- **Stated task**: Transcribe the listing in full, excluding any pictures.

===== Input for this task =====

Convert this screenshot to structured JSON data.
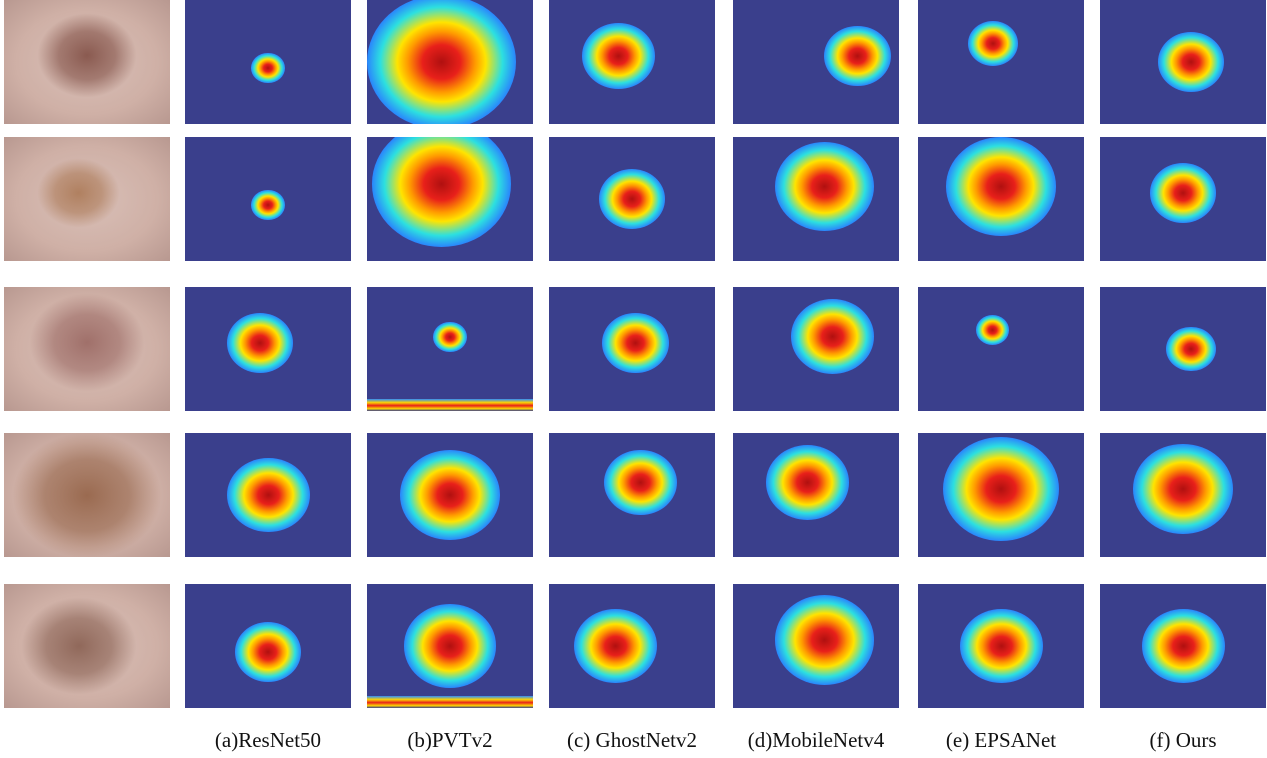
{
  "figure": {
    "column_labels": [
      "",
      "(a)ResNet50",
      "(b)PVTv2",
      "(c) GhostNetv2",
      "(d)MobileNetv4",
      "(e) EPSANet",
      "(f) Ours"
    ],
    "rows": 5,
    "colormap": "jet",
    "colors": {
      "background_blue": "#3a3f8c",
      "hot": "#e8201a",
      "warm": "#ffd400",
      "cool": "#2ce0e0"
    }
  }
}
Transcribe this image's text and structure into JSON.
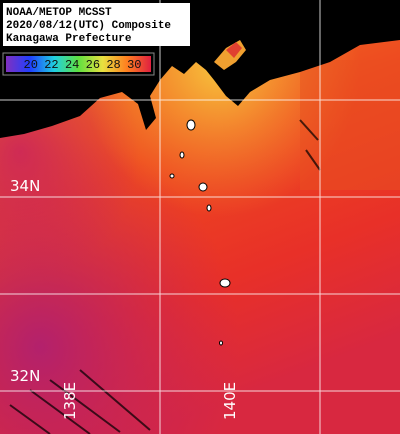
{
  "header": {
    "lines": [
      "NOAA/METOP MCSST",
      "2020/08/12(UTC) Composite",
      "Kanagawa Prefecture"
    ]
  },
  "colorbar": {
    "labels": [
      "20",
      "22",
      "24",
      "26",
      "28",
      "30"
    ],
    "colors": [
      "#2040ff",
      "#20d0e0",
      "#60e040",
      "#e8e040",
      "#ff8020",
      "#e02040"
    ],
    "start_color": "#8030c0"
  },
  "grid_labels": {
    "lat": [
      "34N",
      "32N"
    ],
    "lon": [
      "138E",
      "140E"
    ]
  }
}
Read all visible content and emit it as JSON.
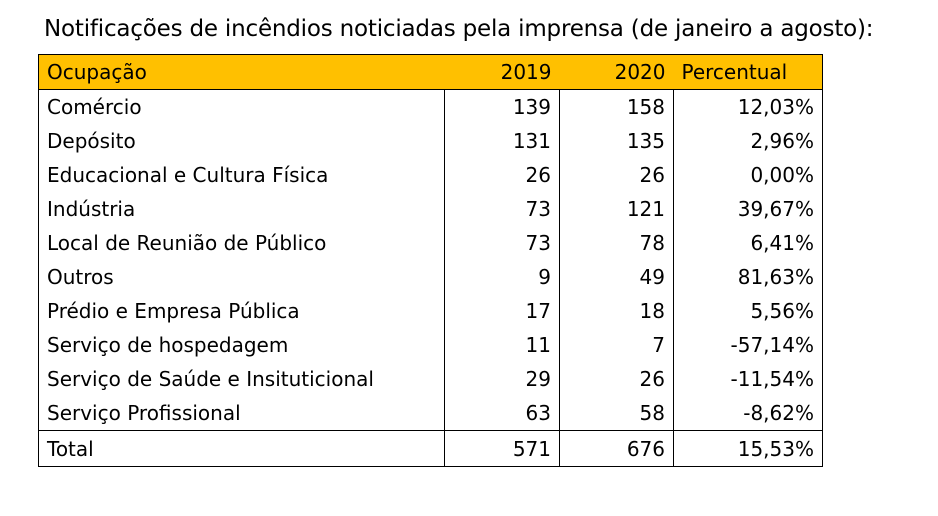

=====

- **Solution to the problem**:
Convert this screenshot to structured JSON data.
{
  "figure": {
    "column_labels": [
      "",
      "(a)ResNet50",
      "(b)PVTv2",
      "(c) GhostNetv2",
      "(d)MobileNetv4",
      "(e) EPSANet",
      "(f) Ours"
    ],
    "rows": 5,
    "colormap": "jet",
    "colors": {
      "background_blue": "#3a3f8c",
      "hot": "#e8201a",
      "warm": "#ffd400",
      "cool": "#2ce0e0"
    }
  }
}
Transcribe this image's text and structure into JSON.
{
  "header": {
    "lines": [
      "NOAA/METOP MCSST",
      "2020/08/12(UTC) Composite",
      "Kanagawa Prefecture"
    ]
  },
  "colorbar": {
    "labels": [
      "20",
      "22",
      "24",
      "26",
      "28",
      "30"
    ],
    "colors": [
      "#2040ff",
      "#20d0e0",
      "#60e040",
      "#e8e040",
      "#ff8020",
      "#e02040"
    ],
    "start_color": "#8030c0"
  },
  "grid_labels": {
    "lat": [
      "34N",
      "32N"
    ],
    "lon": [
      "138E",
      "140E"
    ]
  }
}
Read all visible content and emit it as JSON.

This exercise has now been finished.